* [What is needed] Quote each record exactly, please, leaving none out.

* [Provided information]
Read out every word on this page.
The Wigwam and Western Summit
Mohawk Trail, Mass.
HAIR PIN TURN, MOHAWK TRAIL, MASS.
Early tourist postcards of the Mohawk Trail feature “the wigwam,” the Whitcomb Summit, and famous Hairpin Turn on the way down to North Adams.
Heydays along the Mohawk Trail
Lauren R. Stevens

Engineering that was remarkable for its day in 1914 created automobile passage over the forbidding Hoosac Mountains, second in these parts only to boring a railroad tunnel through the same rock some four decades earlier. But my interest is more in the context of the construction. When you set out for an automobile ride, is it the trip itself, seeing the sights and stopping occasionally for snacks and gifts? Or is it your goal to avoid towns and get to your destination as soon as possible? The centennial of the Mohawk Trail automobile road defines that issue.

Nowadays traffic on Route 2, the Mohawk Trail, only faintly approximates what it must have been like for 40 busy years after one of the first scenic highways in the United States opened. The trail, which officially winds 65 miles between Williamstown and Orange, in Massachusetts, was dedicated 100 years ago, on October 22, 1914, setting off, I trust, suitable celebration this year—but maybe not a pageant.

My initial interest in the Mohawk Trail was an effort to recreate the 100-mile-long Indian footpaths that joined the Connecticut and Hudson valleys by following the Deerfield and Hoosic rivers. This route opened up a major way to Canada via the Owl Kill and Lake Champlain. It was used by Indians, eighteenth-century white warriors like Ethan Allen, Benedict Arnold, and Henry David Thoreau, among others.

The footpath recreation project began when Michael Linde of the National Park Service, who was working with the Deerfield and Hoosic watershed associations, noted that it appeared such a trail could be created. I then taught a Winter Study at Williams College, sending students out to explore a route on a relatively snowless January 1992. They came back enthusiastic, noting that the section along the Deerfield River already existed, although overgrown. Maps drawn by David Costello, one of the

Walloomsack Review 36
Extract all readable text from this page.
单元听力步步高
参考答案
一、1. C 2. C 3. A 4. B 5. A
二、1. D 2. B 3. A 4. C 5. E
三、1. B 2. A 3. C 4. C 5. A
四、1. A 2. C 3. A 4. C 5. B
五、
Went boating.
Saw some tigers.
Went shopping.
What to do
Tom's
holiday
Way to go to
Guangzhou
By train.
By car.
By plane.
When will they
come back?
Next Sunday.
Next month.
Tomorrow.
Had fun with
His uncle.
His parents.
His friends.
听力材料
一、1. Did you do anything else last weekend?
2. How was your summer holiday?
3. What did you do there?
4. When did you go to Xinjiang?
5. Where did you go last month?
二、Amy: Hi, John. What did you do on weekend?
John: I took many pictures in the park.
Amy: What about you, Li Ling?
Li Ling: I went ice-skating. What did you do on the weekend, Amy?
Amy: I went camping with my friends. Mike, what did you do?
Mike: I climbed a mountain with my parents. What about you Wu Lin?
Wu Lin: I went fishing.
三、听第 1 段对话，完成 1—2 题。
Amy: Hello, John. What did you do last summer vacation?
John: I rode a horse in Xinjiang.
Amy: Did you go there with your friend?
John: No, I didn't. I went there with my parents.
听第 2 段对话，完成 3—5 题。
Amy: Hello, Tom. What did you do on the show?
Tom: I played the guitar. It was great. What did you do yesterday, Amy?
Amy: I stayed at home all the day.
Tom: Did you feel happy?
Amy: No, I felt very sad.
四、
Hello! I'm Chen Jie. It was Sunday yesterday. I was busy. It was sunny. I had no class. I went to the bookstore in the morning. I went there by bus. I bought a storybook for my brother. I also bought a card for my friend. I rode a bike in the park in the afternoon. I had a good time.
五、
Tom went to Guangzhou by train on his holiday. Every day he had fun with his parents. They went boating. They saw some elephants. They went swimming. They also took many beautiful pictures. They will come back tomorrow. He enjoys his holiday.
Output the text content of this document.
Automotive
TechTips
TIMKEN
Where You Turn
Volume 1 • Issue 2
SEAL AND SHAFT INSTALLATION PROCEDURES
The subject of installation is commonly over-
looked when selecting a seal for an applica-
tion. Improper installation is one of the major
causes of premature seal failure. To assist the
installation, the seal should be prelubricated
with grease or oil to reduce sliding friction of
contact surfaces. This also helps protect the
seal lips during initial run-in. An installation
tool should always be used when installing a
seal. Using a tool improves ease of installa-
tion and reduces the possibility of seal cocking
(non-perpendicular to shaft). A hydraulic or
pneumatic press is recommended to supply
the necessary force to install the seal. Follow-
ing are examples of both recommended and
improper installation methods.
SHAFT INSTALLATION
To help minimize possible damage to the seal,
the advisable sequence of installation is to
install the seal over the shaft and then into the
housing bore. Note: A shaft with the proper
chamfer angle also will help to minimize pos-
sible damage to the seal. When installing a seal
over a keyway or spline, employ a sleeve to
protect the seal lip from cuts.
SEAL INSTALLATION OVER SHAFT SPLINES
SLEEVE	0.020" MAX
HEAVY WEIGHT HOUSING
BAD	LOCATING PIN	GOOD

* [The result]
Read out every word on this page.
The Wigwam and Western Summit
Mohawk Trail, Mass.
HAIR PIN TURN, MOHAWK TRAIL, MASS.
Early tourist postcards of the Mohawk Trail feature “the wigwam,” the Whitcomb Summit, and famous Hairpin Turn on the way down to North Adams.
Heydays along the Mohawk Trail
Lauren R. Stevens

Engineering that was remarkable for its day in 1914 created automobile passage over the forbidding Hoosac Mountains, second in these parts only to boring a railroad tunnel through the same rock some four decades earlier. But my interest is more in the context of the construction. When you set out for an automobile ride, is it the trip itself, seeing the sights and stopping occasionally for snacks and gifts? Or is it your goal to avoid towns and get to your destination as soon as possible? The centennial of the Mohawk Trail automobile road defines that issue.

Nowadays traffic on Route 2, the Mohawk Trail, only faintly approximates what it must have been like for 40 busy years after one of the first scenic highways in the United States opened. The trail, which officially winds 65 miles between Williamstown and Orange, in Massachusetts, was dedicated 100 years ago, on October 22, 1914, setting off, I trust, suitable celebration this year—but maybe not a pageant.

My initial interest in the Mohawk Trail was an effort to recreate the 100-mile-long Indian footpaths that joined the Connecticut and Hudson valleys by following the Deerfield and Hoosic rivers. This route opened up a major way to Canada via the Owl Kill and Lake Champlain. It was used by Indians, eighteenth-century white warriors like Ethan Allen, Benedict Arnold, and Henry David Thoreau, among others.

The footpath recreation project began when Michael Linde of the National Park Service, who was working with the Deerfield and Hoosic watershed associations, noted that it appeared such a trail could be created. I then taught a Winter Study at Williams College, sending students out to explore a route on a relatively snowless January 1992. They came back enthusiastic, noting that the section along the Deerfield River already existed, although overgrown. Maps drawn by David Costello, one of the

Walloomsack Review 36
Extract all readable text from this page.
单元听力步步高
参考答案
一、1. C 2. C 3. A 4. B 5. A
二、1. D 2. B 3. A 4. C 5. E
三、1. B 2. A 3. C 4. C 5. A
四、1. A 2. C 3. A 4. C 5. B
五、
Went boating.
Saw some tigers.
Went shopping.
What to do
Tom's
holiday
Way to go to
Guangzhou
By train.
By car.
By plane.
When will they
come back?
Next Sunday.
Next month.
Tomorrow.
Had fun with
His uncle.
His parents.
His friends.
听力材料
一、1. Did you do anything else last weekend?
2. How was your summer holiday?
3. What did you do there?
4. When did you go to Xinjiang?
5. Where did you go last month?
二、Amy: Hi, John. What did you do on weekend?
John: I took many pictures in the park.
Amy: What about you, Li Ling?
Li Ling: I went ice-skating. What did you do on the weekend, Amy?
Amy: I went camping with my friends. Mike, what did you do?
Mike: I climbed a mountain with my parents. What about you Wu Lin?
Wu Lin: I went fishing.
三、听第 1 段对话，完成 1—2 题。
Amy: Hello, John. What did you do last summer vacation?
John: I rode a horse in Xinjiang.
Amy: Did you go there with your friend?
John: No, I didn't. I went there with my parents.
听第 2 段对话，完成 3—5 题。
Amy: Hello, Tom. What did you do on the show?
Tom: I played the guitar. It was great. What did you do yesterday, Amy?
Amy: I stayed at home all the day.
Tom: Did you feel happy?
Amy: No, I felt very sad.
四、
Hello! I'm Chen Jie. It was Sunday yesterday. I was busy. It was sunny. I had no class. I went to the bookstore in the morning. I went there by bus. I bought a storybook for my brother. I also bought a card for my friend. I rode a bike in the park in the afternoon. I had a good time.
五、
Tom went to Guangzhou by train on his holiday. Every day he had fun with his parents. They went boating. They saw some elephants. They went swimming. They also took many beautiful pictures. They will come back tomorrow. He enjoys his holiday.
Output the text content of this document.
Automotive
TechTips
TIMKEN
Where You Turn
Volume 1 • Issue 2
SEAL AND SHAFT INSTALLATION PROCEDURES
The subject of installation is commonly over-
looked when selecting a seal for an applica-
tion. Improper installation is one of the major
causes of premature seal failure. To assist the
installation, the seal should be prelubricated
with grease or oil to reduce sliding friction of
contact surfaces. This also helps protect the
seal lips during initial run-in. An installation
tool should always be used when installing a
seal. Using a tool improves ease of installa-
tion and reduces the possibility of seal cocking
(non-perpendicular to shaft). A hydraulic or
pneumatic press is recommended to supply
the necessary force to install the seal. Follow-
ing are examples of both recommended and
improper installation methods.
SHAFT INSTALLATION
To help minimize possible damage to the seal,
the advisable sequence of installation is to
install the seal over the shaft and then into the
housing bore. Note: A shaft with the proper
chamfer angle also will help to minimize pos-
sible damage to the seal. When installing a seal
over a keyway or spline, employ a sleeve to
protect the seal lip from cuts.
SEAL INSTALLATION OVER SHAFT SPLINES
SLEEVE	0.020" MAX
HEAVY WEIGHT HOUSING
BAD	LOCATING PIN	GOOD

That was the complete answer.